## [Job]
Every record below is to be retyped exactly.

┏━━

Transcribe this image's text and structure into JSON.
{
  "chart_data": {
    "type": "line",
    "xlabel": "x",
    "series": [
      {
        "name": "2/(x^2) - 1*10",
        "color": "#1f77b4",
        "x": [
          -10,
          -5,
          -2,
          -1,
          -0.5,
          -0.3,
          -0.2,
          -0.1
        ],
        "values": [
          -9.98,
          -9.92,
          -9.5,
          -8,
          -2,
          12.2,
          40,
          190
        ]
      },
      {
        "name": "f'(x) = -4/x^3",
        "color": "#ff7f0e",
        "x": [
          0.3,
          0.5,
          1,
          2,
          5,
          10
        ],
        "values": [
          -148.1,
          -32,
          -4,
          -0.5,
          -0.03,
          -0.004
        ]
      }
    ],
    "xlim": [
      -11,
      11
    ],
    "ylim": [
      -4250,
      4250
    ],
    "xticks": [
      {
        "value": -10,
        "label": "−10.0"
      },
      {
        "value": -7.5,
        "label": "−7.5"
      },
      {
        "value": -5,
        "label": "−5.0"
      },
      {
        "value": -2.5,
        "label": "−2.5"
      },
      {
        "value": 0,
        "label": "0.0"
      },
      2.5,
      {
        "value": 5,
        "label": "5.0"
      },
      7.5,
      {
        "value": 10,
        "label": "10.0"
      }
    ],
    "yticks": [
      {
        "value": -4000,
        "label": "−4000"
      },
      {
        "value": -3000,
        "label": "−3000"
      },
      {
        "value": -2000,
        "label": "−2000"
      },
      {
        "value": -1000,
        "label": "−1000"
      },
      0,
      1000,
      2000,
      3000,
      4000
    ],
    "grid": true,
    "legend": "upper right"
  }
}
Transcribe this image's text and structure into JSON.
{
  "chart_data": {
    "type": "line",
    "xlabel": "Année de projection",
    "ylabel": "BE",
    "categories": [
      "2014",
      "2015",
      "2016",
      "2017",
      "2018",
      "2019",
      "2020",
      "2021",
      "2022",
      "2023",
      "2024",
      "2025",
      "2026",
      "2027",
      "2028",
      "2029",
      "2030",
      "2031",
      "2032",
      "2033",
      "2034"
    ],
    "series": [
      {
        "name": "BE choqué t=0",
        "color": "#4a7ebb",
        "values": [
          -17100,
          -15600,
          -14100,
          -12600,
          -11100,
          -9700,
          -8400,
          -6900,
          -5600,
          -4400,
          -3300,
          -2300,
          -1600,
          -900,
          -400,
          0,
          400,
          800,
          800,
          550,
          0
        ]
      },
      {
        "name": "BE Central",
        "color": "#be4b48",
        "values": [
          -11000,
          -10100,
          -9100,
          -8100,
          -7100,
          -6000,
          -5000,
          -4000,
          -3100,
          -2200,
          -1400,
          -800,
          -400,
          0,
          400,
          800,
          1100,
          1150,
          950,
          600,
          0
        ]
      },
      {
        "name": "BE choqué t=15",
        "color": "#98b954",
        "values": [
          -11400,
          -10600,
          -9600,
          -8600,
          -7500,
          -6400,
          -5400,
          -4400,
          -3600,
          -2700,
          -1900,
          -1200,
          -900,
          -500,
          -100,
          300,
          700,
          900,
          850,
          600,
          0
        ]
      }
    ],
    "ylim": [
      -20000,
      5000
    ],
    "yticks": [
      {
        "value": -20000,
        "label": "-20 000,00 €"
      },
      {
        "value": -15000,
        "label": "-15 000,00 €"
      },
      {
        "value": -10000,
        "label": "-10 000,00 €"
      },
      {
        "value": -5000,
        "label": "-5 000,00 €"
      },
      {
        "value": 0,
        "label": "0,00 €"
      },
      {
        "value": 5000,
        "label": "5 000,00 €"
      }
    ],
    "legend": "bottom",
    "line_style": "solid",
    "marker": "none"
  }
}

┗━━

## [Correct result]
Transcribe this image's text and structure into JSON.
{
  "chart_data": {
    "type": "line",
    "xlabel": "x",
    "series": [
      {
        "name": "2/(x^2) - 1*10",
        "color": "#1f77b4",
        "x": [
          -10,
          -5,
          -2,
          -1,
          -0.5,
          -0.3,
          -0.2,
          -0.1
        ],
        "values": [
          -9.98,
          -9.92,
          -9.5,
          -8,
          -2,
          12.2,
          40,
          190
        ]
      },
      {
        "name": "f'(x) = -4/x^3",
        "color": "#ff7f0e",
        "x": [
          0.3,
          0.5,
          1,
          2,
          5,
          10
        ],
        "values": [
          -148.1,
          -32,
          -4,
          -0.5,
          -0.03,
          -0.004
        ]
      }
    ],
    "xlim": [
      -11,
      11
    ],
    "ylim": [
      -4250,
      4250
    ],
    "xticks": [
      {
        "value": -10,
        "label": "−10.0"
      },
      {
        "value": -7.5,
        "label": "−7.5"
      },
      {
        "value": -5,
        "label": "−5.0"
      },
      {
        "value": -2.5,
        "label": "−2.5"
      },
      {
        "value": 0,
        "label": "0.0"
      },
      2.5,
      {
        "value": 5,
        "label": "5.0"
      },
      7.5,
      {
        "value": 10,
        "label": "10.0"
      }
    ],
    "yticks": [
      {
        "value": -4000,
        "label": "−4000"
      },
      {
        "value": -3000,
        "label": "−3000"
      },
      {
        "value": -2000,
        "label": "−2000"
      },
      {
        "value": -1000,
        "label": "−1000"
      },
      0,
      1000,
      2000,
      3000,
      4000
    ],
    "grid": true,
    "legend": "upper right"
  }
}
Transcribe this image's text and structure into JSON.
{
  "chart_data": {
    "type": "line",
    "xlabel": "Année de projection",
    "ylabel": "BE",
    "categories": [
      "2014",
      "2015",
      "2016",
      "2017",
      "2018",
      "2019",
      "2020",
      "2021",
      "2022",
      "2023",
      "2024",
      "2025",
      "2026",
      "2027",
      "2028",
      "2029",
      "2030",
      "2031",
      "2032",
      "2033",
      "2034"
    ],
    "series": [
      {
        "name": "BE choqué t=0",
        "color": "#4a7ebb",
        "values": [
          -17100,
          -15600,
          -14100,
          -12600,
          -11100,
          -9700,
          -8400,
          -6900,
          -5600,
          -4400,
          -3300,
          -2300,
          -1600,
          -900,
          -400,
          0,
          400,
          800,
          800,
          550,
          0
        ]
      },
      {
        "name": "BE Central",
        "color": "#be4b48",
        "values": [
          -11000,
          -10100,
          -9100,
          -8100,
          -7100,
          -6000,
          -5000,
          -4000,
          -3100,
          -2200,
          -1400,
          -800,
          -400,
          0,
          400,
          800,
          1100,
          1150,
          950,
          600,
          0
        ]
      },
      {
        "name": "BE choqué t=15",
        "color": "#98b954",
        "values": [
          -11400,
          -10600,
          -9600,
          -8600,
          -7500,
          -6400,
          -5400,
          -4400,
          -3600,
          -2700,
          -1900,
          -1200,
          -900,
          -500,
          -100,
          300,
          700,
          900,
          850,
          600,
          0
        ]
      }
    ],
    "ylim": [
      -20000,
      5000
    ],
    "yticks": [
      {
        "value": -20000,
        "label": "-20 000,00 €"
      },
      {
        "value": -15000,
        "label": "-15 000,00 €"
      },
      {
        "value": -10000,
        "label": "-10 000,00 €"
      },
      {
        "value": -5000,
        "label": "-5 000,00 €"
      },
      {
        "value": 0,
        "label": "0,00 €"
      },
      {
        "value": 5000,
        "label": "5 000,00 €"
      }
    ],
    "legend": "bottom",
    "line_style": "solid",
    "marker": "none"
  }
}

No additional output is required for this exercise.